• [Written exercise]
Among the lines of these entries, how many hold the word "name"? State only the number.

Extracts from a graphics dataset
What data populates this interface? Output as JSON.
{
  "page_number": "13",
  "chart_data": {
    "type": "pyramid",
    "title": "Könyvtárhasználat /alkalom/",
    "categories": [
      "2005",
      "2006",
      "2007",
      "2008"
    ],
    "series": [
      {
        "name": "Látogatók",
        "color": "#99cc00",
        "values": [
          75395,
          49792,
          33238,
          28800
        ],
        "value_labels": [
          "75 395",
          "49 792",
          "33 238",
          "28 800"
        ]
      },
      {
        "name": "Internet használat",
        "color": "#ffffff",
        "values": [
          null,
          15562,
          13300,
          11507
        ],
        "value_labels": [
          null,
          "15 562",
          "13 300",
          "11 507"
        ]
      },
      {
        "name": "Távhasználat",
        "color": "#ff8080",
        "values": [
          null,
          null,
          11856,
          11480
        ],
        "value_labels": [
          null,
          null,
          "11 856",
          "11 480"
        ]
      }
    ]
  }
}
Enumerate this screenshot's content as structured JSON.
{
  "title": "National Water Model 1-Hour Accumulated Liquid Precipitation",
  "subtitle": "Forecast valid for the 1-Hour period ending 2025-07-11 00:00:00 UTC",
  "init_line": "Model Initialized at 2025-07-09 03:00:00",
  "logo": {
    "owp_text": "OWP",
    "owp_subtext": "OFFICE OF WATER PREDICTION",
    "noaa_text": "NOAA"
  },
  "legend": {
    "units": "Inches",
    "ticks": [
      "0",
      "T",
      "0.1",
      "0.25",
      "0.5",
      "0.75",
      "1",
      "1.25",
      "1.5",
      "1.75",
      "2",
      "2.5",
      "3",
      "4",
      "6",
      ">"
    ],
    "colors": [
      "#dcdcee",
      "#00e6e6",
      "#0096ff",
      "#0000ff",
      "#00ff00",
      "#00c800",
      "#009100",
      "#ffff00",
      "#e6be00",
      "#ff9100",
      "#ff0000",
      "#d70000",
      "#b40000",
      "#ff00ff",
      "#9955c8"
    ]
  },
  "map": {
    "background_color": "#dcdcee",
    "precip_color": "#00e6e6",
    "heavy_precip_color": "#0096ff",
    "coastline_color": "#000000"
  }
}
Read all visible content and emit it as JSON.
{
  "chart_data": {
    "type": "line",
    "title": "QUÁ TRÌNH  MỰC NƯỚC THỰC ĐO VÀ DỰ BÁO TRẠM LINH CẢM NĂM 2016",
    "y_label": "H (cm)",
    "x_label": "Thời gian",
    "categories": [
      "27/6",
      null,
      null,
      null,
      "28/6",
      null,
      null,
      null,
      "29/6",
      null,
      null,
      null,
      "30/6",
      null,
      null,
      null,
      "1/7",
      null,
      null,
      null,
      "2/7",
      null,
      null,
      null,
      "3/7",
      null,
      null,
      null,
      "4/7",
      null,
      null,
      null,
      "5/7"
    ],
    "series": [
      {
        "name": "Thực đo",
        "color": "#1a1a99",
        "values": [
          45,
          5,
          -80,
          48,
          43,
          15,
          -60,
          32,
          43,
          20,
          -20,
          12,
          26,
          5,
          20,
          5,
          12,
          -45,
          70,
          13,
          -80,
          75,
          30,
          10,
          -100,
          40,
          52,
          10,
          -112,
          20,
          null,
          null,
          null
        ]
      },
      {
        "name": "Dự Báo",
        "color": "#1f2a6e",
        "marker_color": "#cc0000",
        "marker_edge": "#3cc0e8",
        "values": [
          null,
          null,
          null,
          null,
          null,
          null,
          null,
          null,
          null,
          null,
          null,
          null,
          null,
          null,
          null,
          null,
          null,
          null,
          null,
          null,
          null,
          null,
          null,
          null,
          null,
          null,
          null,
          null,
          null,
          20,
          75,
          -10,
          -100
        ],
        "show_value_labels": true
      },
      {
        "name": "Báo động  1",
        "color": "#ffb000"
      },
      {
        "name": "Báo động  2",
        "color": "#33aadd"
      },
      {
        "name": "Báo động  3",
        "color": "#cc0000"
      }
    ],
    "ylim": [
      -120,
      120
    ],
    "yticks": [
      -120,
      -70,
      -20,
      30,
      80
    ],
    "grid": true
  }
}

• [Answer for the task]
8